**SHORT TASK**
Pick out each line with the word "就喜欢睡闺蜜老公" from the material that follows.

**DATA FOR THIS EXERCISE**
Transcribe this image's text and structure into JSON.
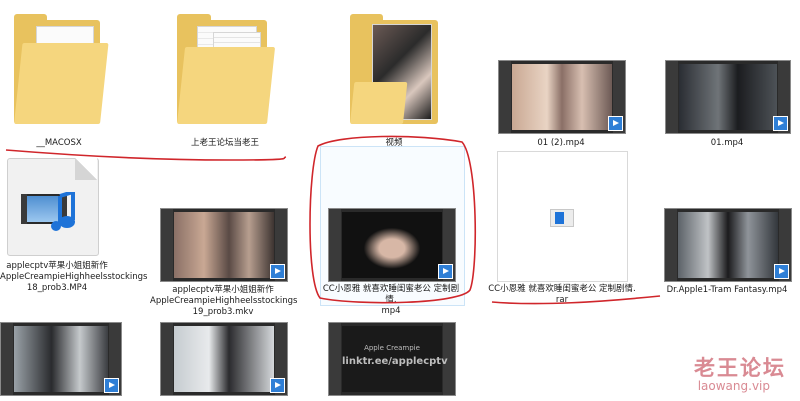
{
  "files": {
    "macosx": "__MACOSX",
    "laowang_folder": "上老王论坛当老王",
    "video_folder": "视频",
    "mp4_01_2": "01 (2).mp4",
    "mp4_01": "01.mp4",
    "mp4_18": "applecptv苹果小姐姐新作\nAppleCreampieHighheelsstockings\n18_prob3.MP4",
    "mkv_19": "applecptv苹果小姐姐新作\nAppleCreampieHighheelsstockings\n19_prob3.mkv",
    "cc_mp4": "CC小恩雅 就喜欢睡闺蜜老公 定制剧情.\nmp4",
    "cc_rar": "CC小恩雅 就喜欢睡闺蜜老公 定制剧情.\nrar",
    "tram_mp4": "Dr.Apple1-Tram Fantasy.mp4"
  },
  "thumb_text": {
    "line1": "Apple Creampie",
    "line2": "linktr.ee/applecptv"
  },
  "watermark": {
    "title": "老王论坛",
    "domain": "laowang.vip"
  },
  "colors": {
    "annotation_red": "#d0262b",
    "watermark": "#d98a93",
    "folder": "#e8c25e",
    "selection": "#cce4f7"
  }
}
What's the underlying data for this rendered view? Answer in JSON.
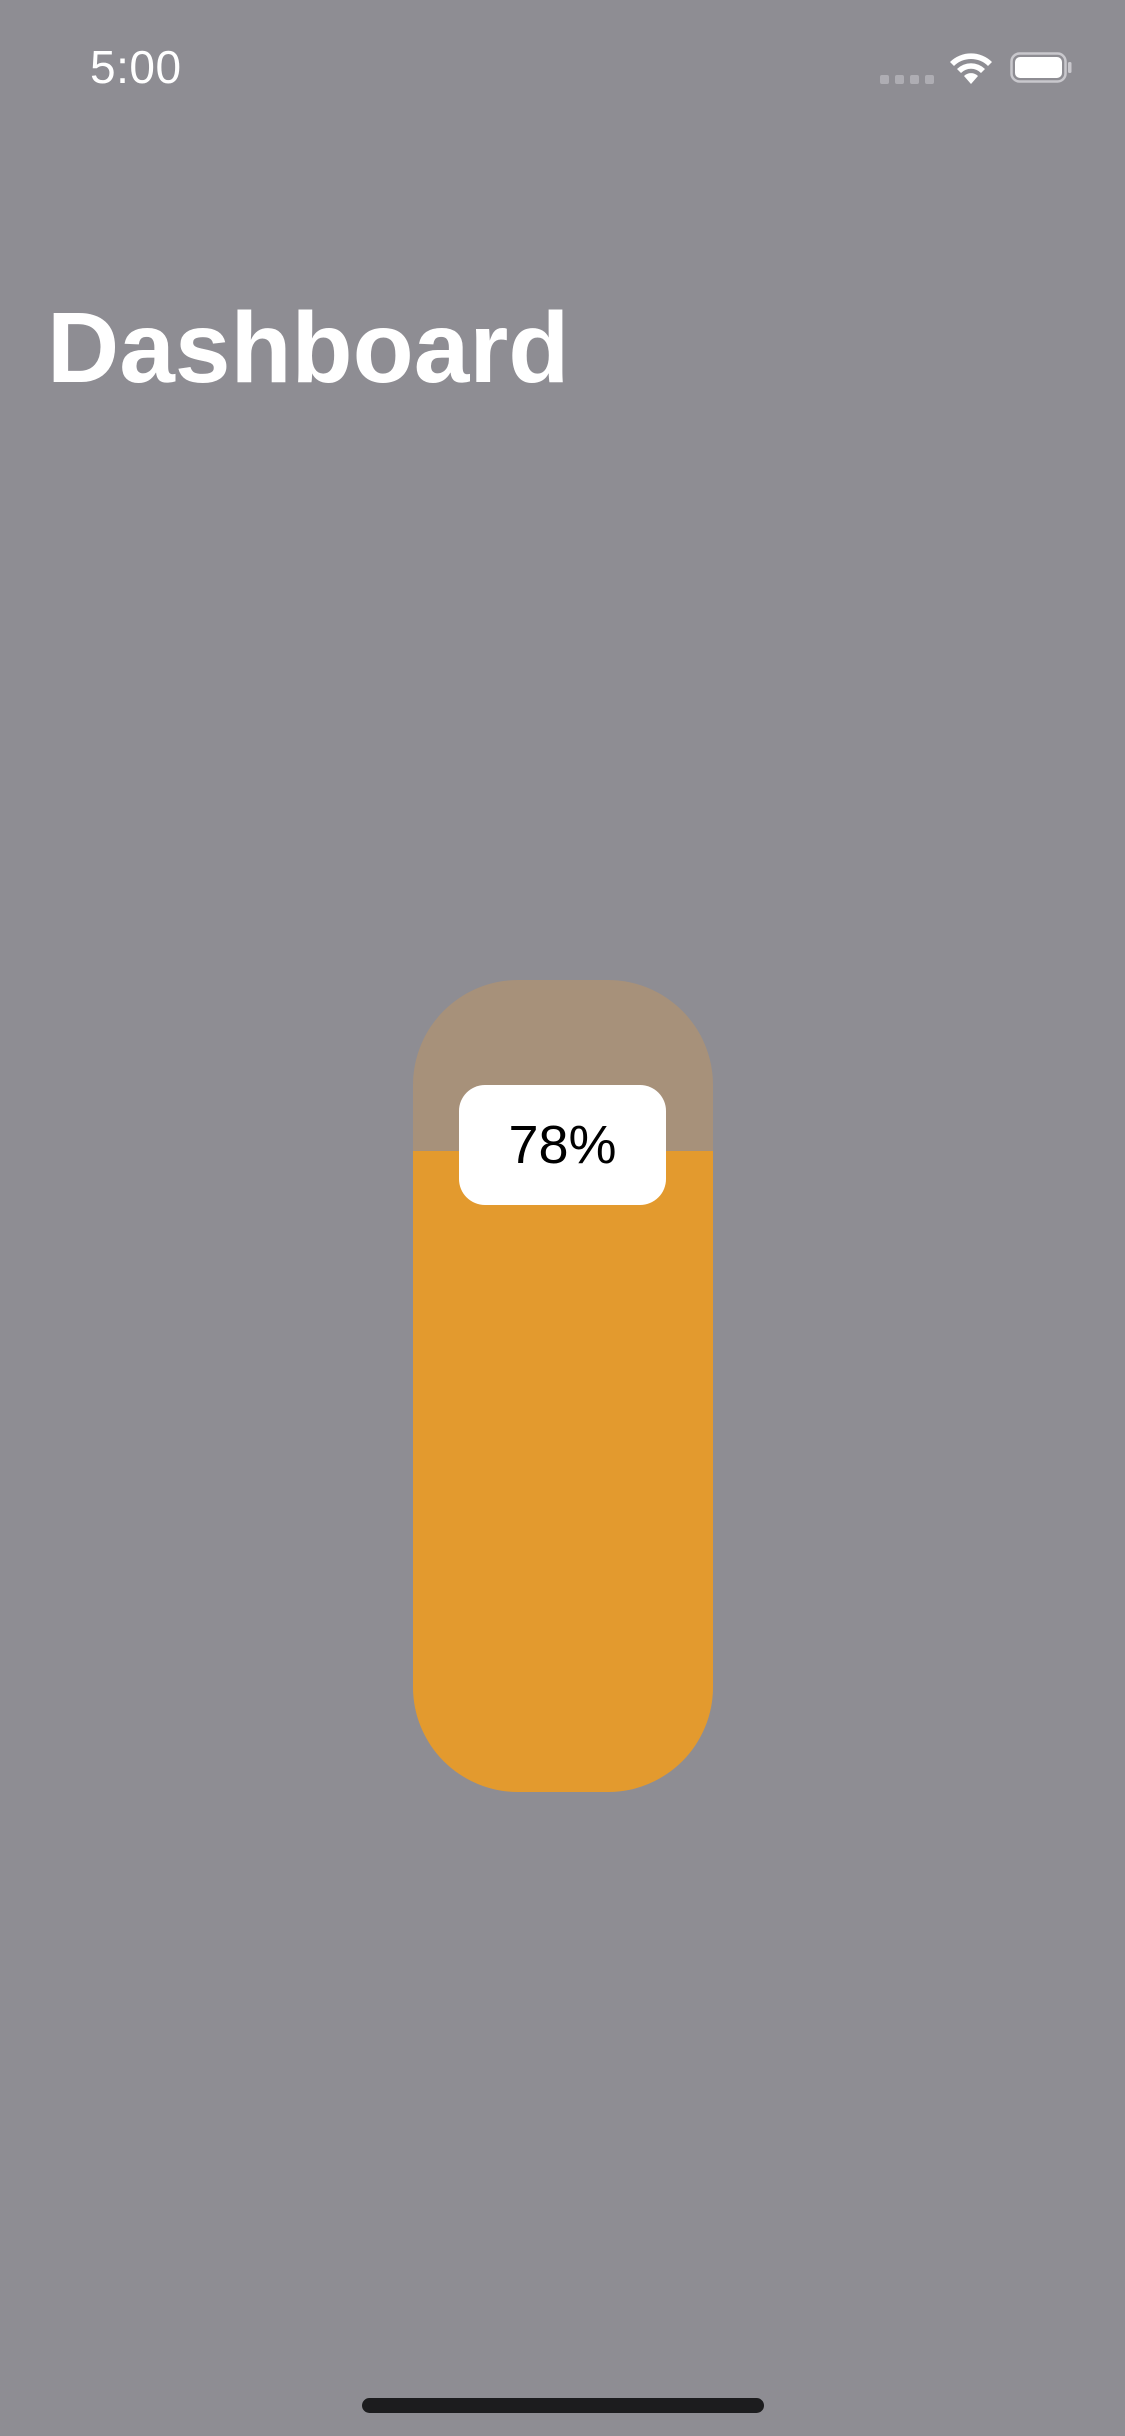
{
  "status_bar": {
    "time": "5:00",
    "icons": [
      "cellular-signal-icon",
      "wifi-icon",
      "battery-icon"
    ]
  },
  "header": {
    "title": "Dashboard"
  },
  "gauge": {
    "value_label": "78%",
    "fill_fraction": 0.79,
    "fill_color": "#e39a2e",
    "track_color": "#a7917a"
  },
  "colors": {
    "background": "#8e8d93",
    "text": "#ffffff"
  }
}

**SOLUTION FOR THIS EXERCISE**
    "cc_mp4": "CC小恩雅 就喜欢睡闺蜜老公 定制剧情.\nmp4",
    "cc_rar": "CC小恩雅 就喜欢睡闺蜜老公 定制剧情.\nrar",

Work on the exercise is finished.